• **What you have to do**: Pull out every line below that holds the word "JSON".

[Data items]
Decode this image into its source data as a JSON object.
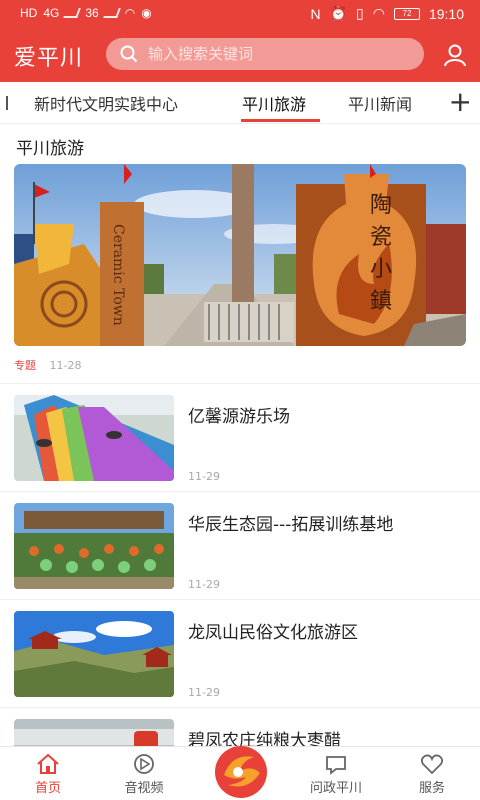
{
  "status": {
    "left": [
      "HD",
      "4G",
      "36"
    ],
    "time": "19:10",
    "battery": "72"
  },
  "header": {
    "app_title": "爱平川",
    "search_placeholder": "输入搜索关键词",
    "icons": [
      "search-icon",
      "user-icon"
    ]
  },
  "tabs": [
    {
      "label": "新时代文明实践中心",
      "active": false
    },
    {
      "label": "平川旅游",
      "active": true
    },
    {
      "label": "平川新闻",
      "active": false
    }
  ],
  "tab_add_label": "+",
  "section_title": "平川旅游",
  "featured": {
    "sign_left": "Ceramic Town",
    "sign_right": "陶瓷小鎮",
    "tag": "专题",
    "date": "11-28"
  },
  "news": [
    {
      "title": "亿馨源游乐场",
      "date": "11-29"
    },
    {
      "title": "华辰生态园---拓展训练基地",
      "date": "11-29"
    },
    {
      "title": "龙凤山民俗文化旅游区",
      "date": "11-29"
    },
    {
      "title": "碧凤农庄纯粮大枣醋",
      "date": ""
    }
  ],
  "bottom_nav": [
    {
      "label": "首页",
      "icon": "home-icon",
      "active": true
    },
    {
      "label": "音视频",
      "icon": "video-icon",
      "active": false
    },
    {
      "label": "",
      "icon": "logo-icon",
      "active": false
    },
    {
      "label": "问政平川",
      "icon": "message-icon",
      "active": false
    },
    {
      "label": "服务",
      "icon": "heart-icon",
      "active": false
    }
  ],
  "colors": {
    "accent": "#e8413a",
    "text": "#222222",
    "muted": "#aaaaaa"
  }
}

* * *

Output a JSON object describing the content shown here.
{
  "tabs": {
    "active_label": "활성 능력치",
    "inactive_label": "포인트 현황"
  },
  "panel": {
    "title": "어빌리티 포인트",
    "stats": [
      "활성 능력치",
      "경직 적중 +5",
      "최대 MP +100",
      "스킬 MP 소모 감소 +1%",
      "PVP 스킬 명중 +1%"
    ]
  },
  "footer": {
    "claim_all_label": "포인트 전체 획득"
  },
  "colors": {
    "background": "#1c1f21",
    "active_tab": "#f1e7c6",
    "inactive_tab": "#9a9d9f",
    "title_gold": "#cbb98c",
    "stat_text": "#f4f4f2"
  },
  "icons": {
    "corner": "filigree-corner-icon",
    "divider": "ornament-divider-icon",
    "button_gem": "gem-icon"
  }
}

==

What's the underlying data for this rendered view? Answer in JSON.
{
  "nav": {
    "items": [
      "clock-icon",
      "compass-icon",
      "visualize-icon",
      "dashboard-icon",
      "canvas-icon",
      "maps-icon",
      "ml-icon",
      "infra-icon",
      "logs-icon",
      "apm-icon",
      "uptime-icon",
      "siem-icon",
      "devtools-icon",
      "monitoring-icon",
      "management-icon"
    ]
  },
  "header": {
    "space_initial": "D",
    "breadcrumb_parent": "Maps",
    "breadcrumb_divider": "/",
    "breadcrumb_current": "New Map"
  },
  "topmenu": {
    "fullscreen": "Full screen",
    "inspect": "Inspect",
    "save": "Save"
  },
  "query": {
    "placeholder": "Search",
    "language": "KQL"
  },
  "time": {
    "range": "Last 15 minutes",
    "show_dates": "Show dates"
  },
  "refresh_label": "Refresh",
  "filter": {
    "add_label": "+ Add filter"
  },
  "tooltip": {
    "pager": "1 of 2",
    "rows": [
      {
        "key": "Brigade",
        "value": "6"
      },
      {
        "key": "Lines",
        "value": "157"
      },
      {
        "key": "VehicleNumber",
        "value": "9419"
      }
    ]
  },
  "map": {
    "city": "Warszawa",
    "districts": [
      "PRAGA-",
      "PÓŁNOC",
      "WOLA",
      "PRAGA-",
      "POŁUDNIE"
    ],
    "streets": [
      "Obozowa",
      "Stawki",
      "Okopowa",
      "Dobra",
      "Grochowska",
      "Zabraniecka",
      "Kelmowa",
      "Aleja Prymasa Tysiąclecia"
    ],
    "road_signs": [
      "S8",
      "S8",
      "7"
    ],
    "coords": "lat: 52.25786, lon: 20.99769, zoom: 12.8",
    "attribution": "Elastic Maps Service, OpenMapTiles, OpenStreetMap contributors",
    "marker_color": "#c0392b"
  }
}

• **The reply**:
Decode this image into its source data as a JSON object.
Output a JSON object describing the content shown here.
What's the underlying data for this rendered view? Answer in JSON.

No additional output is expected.